● REQUIRED TASK
Transcribe the material exactly. Images do not belong in the copy.

─── AVAILABLE DATA ───

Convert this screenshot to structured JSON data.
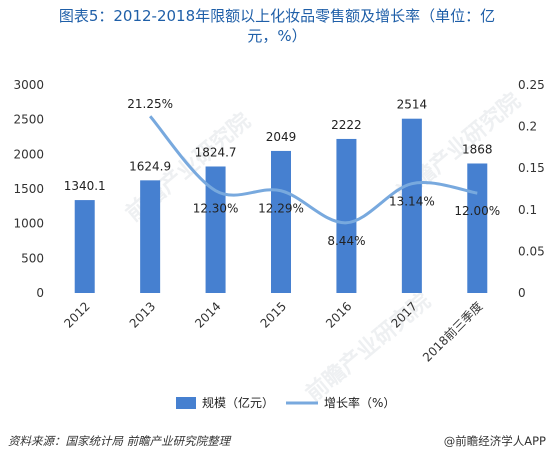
{
  "title": {
    "line1": "图表5：2012-2018年限额以上化妆品零售额及增长率（单位：亿",
    "line2": "元，%）"
  },
  "chart_data": {
    "type": "bar",
    "categories": [
      "2012",
      "2013",
      "2014",
      "2015",
      "2016",
      "2017",
      "2018前三季度"
    ],
    "series": [
      {
        "name": "规模（亿元）",
        "type": "bar",
        "axis": "left",
        "values": [
          1340.1,
          1624.9,
          1824.7,
          2049,
          2222,
          2514,
          1868
        ],
        "labels": [
          "1340.1",
          "1624.9",
          "1824.7",
          "2049",
          "2222",
          "2514",
          "1868"
        ]
      },
      {
        "name": "增长率（%）",
        "type": "line",
        "axis": "right",
        "smooth": true,
        "values": [
          null,
          0.2125,
          0.123,
          0.1229,
          0.0844,
          0.1314,
          0.12
        ],
        "labels": [
          "",
          "21.25%",
          "12.30%",
          "12.29%",
          "8.44%",
          "13.14%",
          "12.00%"
        ]
      }
    ],
    "y_left": {
      "min": 0,
      "max": 3000,
      "ticks": [
        "0",
        "500",
        "1000",
        "1500",
        "2000",
        "2500",
        "3000"
      ]
    },
    "y_right": {
      "min": 0,
      "max": 0.25,
      "ticks": [
        "0",
        "0.05",
        "0.1",
        "0.15",
        "0.2",
        "0.25"
      ]
    },
    "legend_position": "bottom",
    "grid": false
  },
  "colors": {
    "bar": "#4680d0",
    "line": "#78a9de",
    "title": "#1f5fa8",
    "axis_text": "#333333"
  },
  "footer": {
    "source": "资料来源：国家统计局 前瞻产业研究院整理",
    "brand": "@前瞻经济学人APP"
  },
  "watermark": "前瞻产业研究院"
}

───

● SOLUTION FOR THIS PROBLEM
Convert this screenshot to structured JSON data.
{
  "title": {
    "line1": "图表5：2012-2018年限额以上化妆品零售额及增长率（单位：亿",
    "line2": "元，%）"
  },
  "chart_data": {
    "type": "bar",
    "categories": [
      "2012",
      "2013",
      "2014",
      "2015",
      "2016",
      "2017",
      "2018前三季度"
    ],
    "series": [
      {
        "name": "规模（亿元）",
        "type": "bar",
        "axis": "left",
        "values": [
          1340.1,
          1624.9,
          1824.7,
          2049,
          2222,
          2514,
          1868
        ],
        "labels": [
          "1340.1",
          "1624.9",
          "1824.7",
          "2049",
          "2222",
          "2514",
          "1868"
        ]
      },
      {
        "name": "增长率（%）",
        "type": "line",
        "axis": "right",
        "smooth": true,
        "values": [
          null,
          0.2125,
          0.123,
          0.1229,
          0.0844,
          0.1314,
          0.12
        ],
        "labels": [
          "",
          "21.25%",
          "12.30%",
          "12.29%",
          "8.44%",
          "13.14%",
          "12.00%"
        ]
      }
    ],
    "y_left": {
      "min": 0,
      "max": 3000,
      "ticks": [
        "0",
        "500",
        "1000",
        "1500",
        "2000",
        "2500",
        "3000"
      ]
    },
    "y_right": {
      "min": 0,
      "max": 0.25,
      "ticks": [
        "0",
        "0.05",
        "0.1",
        "0.15",
        "0.2",
        "0.25"
      ]
    },
    "legend_position": "bottom",
    "grid": false
  },
  "colors": {
    "bar": "#4680d0",
    "line": "#78a9de",
    "title": "#1f5fa8",
    "axis_text": "#333333"
  },
  "footer": {
    "source": "资料来源：国家统计局 前瞻产业研究院整理",
    "brand": "@前瞻经济学人APP"
  },
  "watermark": "前瞻产业研究院"
}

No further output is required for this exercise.